> [WHAT TO DO]: Scan the lines below for "Mount"; report the number of lines that contain it, and only that.

> [AVAILABLE RECORDS]:
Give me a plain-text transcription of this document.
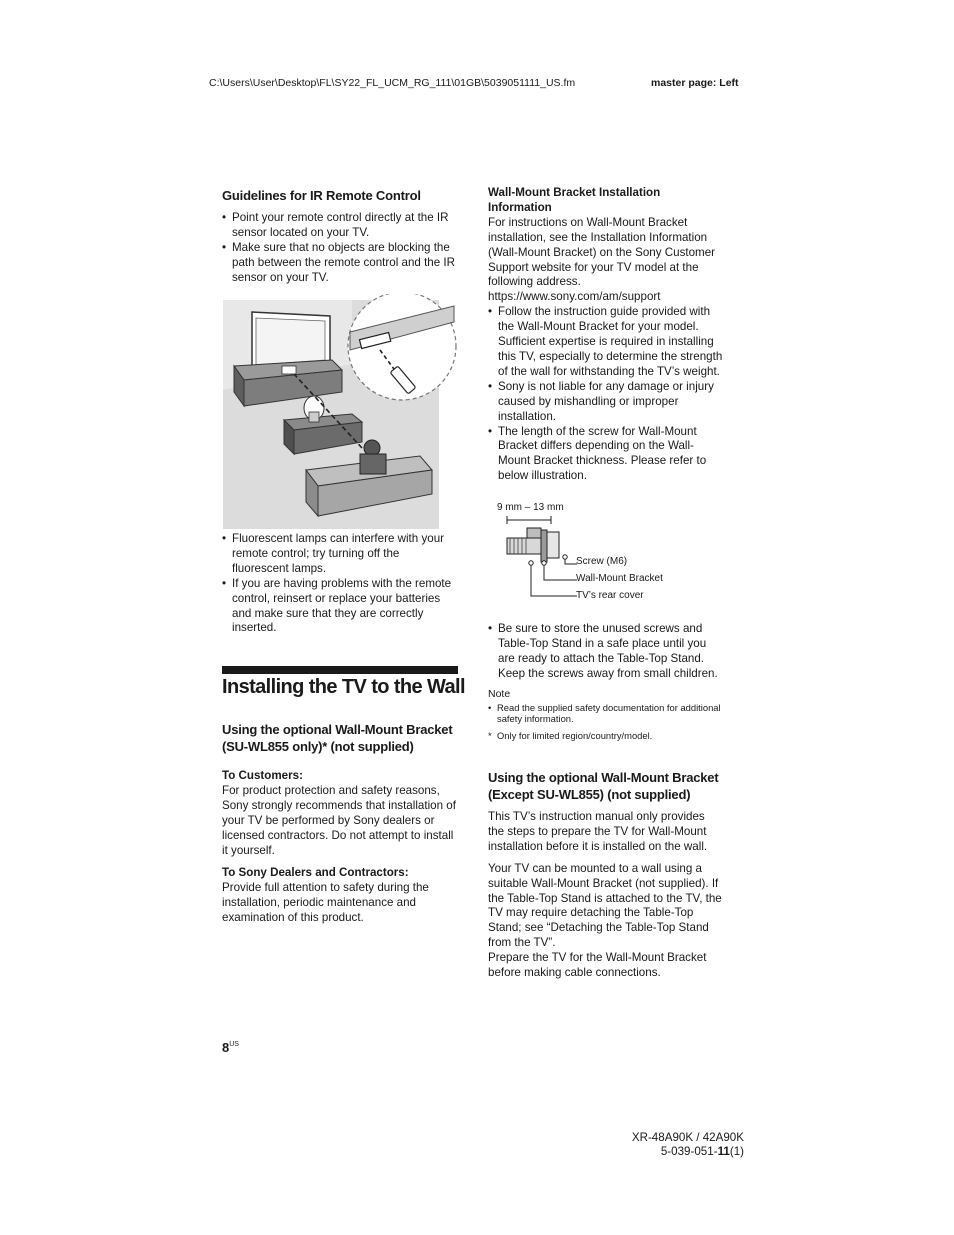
C:\Users\User\Desktop\FL\SY22_FL_UCM_RG_111\01GB\5039051111_US.fm	master page: Left
Guidelines for IR Remote Control

• Point your remote control directly at the IR sensor located on your TV.

• Make sure that no objects are blocking the path between the remote control and the IR sensor on your TV.

• Fluorescent lamps can interfere with your remote control; try turning off the fluorescent lamps.

• If you are having problems with the remote control, reinsert or replace your batteries and make sure that they are correctly inserted.

Installing the TV to the Wall
Using the optional Wall-Mount Bracket (SU-WL855 only)* (not supplied)

To Customers:

For product protection and safety reasons, Sony strongly recommends that installation of your TV be performed by Sony dealers or licensed contractors. Do not attempt to install it yourself.

To Sony Dealers and Contractors:

Provide full attention to safety during the installation, periodic maintenance and examination of this product.

Wall-Mount Bracket Installation Information

For instructions on Wall-Mount Bracket installation, see the Installation Information (Wall-Mount Bracket) on the Sony Customer Support website for your TV model at the following address.

https://www.sony.com/am/support

• Follow the instruction guide provided with the Wall-Mount Bracket for your model. Sufficient expertise is required in installing this TV, especially to determine the strength of the wall for withstanding the TV’s weight.

• Sony is not liable for any damage or injury caused by mishandling or improper installation.

• The length of the screw for Wall-Mount Bracket differs depending on the Wall-Mount Bracket thickness. Please refer to below illustration.

9 mm – 13 mm
Screw (M6)
Wall-Mount Bracket
TV’s rear cover

• Be sure to store the unused screws and Table-Top Stand in a safe place until you are ready to attach the Table-Top Stand. Keep the screws away from small children.

Note

• Read the supplied safety documentation for additional safety information.

* Only for limited region/country/model.

Using the optional Wall-Mount Bracket (Except SU-WL855) (not supplied)

This TV’s instruction manual only provides the steps to prepare the TV for Wall-Mount installation before it is installed on the wall.

Your TV can be mounted to a wall using a suitable Wall-Mount Bracket (not supplied). If the Table-Top Stand is attached to the TV, the TV may require detaching the Table-Top Stand; see “Detaching the Table-Top Stand from the TV”.

Prepare the TV for the Wall-Mount Bracket before making cable connections.

$8^{US}$
XR-48A90K / 42A90K
5-039-051-11(1)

> [FULL RESPONSE]: 10